### [Directions for this task]
From the listing below, pull out the lines that hold "role".

### [Dataset content]
-*-*-

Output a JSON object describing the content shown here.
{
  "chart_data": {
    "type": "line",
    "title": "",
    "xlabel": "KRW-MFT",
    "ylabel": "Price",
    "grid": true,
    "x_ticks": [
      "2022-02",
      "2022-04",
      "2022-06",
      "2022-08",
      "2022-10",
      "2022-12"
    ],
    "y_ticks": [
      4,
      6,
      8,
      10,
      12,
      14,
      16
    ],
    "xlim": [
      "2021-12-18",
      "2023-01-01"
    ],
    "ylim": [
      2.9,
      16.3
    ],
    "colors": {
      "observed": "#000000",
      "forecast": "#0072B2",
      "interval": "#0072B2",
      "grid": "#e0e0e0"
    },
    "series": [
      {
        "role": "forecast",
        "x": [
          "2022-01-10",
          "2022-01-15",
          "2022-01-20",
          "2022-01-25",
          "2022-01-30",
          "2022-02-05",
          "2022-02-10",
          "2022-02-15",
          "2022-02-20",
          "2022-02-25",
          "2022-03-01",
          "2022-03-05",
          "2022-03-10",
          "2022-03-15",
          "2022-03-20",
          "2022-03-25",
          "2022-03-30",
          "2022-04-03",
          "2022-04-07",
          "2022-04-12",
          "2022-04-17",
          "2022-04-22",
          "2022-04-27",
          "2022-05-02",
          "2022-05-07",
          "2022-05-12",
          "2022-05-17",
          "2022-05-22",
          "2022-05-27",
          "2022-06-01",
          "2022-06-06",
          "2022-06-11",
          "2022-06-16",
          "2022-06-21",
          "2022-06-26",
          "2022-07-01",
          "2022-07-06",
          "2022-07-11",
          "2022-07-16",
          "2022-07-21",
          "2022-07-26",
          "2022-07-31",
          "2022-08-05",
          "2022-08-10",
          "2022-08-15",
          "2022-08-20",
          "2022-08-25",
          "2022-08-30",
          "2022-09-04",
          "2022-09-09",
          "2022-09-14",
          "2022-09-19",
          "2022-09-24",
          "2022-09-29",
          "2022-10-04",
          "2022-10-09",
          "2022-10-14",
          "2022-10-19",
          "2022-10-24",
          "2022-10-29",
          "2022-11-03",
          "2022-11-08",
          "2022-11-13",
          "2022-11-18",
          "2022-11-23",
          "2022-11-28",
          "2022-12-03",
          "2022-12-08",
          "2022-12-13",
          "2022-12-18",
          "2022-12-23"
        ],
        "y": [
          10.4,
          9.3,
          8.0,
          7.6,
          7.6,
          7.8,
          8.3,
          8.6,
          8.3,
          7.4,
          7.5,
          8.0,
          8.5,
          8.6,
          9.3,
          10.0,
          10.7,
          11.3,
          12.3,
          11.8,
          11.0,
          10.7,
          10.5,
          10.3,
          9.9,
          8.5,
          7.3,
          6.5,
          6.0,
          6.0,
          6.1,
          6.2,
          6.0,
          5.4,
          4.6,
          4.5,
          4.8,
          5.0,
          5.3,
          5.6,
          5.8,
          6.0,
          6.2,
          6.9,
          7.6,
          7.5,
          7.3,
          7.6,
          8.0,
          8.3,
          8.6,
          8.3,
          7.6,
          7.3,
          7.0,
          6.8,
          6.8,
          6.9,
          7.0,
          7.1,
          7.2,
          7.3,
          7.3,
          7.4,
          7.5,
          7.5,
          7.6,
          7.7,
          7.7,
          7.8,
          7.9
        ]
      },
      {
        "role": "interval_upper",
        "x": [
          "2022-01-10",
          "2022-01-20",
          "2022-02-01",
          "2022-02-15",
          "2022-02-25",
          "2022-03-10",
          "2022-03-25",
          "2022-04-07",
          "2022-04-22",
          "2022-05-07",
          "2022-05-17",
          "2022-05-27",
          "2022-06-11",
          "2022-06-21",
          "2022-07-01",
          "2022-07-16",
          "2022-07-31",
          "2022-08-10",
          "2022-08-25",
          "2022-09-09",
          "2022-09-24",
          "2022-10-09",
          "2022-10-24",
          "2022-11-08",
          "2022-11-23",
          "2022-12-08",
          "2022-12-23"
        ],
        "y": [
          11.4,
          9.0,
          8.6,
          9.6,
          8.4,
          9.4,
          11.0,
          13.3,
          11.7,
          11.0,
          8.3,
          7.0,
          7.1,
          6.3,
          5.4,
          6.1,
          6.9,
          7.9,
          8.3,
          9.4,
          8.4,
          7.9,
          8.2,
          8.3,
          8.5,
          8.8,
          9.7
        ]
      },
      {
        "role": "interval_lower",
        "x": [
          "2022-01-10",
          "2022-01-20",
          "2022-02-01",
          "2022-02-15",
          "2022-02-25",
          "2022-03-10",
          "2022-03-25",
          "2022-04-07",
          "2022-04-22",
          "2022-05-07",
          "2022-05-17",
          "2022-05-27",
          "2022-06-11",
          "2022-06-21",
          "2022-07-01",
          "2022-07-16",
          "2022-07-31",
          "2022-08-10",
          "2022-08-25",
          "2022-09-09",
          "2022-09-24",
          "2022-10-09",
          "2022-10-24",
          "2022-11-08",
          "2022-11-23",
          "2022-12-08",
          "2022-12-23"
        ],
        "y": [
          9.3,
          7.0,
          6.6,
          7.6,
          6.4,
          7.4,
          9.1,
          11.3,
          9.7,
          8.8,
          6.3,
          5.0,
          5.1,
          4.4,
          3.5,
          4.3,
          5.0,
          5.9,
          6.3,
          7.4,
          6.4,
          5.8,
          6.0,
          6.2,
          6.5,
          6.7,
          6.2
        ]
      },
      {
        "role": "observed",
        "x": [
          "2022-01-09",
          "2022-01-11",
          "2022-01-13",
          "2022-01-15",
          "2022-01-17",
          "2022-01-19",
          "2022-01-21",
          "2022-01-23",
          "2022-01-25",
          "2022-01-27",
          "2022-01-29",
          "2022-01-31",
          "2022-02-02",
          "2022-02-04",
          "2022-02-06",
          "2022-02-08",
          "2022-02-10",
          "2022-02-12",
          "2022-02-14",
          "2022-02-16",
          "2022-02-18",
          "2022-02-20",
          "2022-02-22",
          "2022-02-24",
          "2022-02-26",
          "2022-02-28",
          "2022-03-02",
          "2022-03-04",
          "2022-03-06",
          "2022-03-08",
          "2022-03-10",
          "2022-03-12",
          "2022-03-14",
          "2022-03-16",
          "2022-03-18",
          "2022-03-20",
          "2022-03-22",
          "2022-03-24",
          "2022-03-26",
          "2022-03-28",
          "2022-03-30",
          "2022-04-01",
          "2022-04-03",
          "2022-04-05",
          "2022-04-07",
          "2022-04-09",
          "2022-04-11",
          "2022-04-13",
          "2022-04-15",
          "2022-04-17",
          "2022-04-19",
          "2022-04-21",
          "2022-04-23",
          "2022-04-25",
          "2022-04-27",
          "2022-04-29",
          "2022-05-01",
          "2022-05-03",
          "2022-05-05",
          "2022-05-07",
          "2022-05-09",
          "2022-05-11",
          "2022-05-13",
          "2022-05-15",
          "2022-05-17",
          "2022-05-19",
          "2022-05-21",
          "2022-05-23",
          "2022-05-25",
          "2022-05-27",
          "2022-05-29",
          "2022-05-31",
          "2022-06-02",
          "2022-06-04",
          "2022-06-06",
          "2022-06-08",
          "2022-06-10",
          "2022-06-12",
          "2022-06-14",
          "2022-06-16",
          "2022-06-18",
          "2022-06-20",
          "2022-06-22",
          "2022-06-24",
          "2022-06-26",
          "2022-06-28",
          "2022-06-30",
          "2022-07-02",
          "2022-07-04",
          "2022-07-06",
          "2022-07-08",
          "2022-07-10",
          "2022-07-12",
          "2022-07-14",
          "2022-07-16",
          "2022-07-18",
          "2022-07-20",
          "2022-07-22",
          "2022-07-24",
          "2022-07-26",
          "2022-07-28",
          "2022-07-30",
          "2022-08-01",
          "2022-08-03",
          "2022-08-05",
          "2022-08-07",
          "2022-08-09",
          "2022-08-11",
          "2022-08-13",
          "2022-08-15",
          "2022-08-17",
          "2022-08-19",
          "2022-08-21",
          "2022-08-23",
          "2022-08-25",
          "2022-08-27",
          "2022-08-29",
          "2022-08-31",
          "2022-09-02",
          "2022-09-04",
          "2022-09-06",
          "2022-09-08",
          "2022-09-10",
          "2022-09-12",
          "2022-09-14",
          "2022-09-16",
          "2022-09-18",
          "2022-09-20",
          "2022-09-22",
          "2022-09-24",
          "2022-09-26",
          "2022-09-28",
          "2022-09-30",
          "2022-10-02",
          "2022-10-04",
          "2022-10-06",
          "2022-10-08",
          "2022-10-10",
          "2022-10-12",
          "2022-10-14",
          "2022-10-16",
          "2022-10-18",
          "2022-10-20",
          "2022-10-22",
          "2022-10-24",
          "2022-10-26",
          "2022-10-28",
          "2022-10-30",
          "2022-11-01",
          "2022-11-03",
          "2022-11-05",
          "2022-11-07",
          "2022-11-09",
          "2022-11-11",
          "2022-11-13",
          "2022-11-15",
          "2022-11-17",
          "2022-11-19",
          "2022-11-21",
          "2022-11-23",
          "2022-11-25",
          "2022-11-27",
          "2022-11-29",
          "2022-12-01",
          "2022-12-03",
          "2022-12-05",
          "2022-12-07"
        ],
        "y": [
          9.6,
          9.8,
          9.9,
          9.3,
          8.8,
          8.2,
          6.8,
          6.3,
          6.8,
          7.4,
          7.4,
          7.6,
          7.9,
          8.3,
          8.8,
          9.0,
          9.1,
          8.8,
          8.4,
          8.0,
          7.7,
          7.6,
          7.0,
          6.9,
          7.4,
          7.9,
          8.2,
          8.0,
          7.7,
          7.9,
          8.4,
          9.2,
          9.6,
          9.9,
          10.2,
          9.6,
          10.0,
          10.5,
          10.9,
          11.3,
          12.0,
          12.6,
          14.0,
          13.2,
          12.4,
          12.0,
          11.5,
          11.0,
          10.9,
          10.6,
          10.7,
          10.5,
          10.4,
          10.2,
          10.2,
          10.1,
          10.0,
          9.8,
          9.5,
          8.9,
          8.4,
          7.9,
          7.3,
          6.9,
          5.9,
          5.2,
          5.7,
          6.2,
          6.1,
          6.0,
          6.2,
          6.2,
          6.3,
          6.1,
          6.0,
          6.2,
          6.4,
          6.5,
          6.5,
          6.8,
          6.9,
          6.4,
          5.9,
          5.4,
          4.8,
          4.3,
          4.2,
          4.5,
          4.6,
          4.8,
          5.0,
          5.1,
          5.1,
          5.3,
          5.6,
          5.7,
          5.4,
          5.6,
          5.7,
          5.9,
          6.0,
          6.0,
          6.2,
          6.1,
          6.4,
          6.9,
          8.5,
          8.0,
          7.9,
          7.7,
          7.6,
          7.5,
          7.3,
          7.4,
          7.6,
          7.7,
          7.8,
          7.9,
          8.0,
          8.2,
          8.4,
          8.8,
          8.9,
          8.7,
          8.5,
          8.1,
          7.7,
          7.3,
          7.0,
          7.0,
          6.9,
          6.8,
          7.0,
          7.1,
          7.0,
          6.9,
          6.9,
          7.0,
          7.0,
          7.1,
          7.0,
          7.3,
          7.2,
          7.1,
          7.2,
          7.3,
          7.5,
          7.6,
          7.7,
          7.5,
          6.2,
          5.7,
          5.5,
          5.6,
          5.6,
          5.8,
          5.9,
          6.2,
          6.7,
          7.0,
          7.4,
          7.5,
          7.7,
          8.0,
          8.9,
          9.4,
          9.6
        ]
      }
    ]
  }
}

-*-*-

### [Answer to this problem]
        "role": "forecast",
        "role": "interval_upper",
        "role": "interval_lower",
        "role": "observed",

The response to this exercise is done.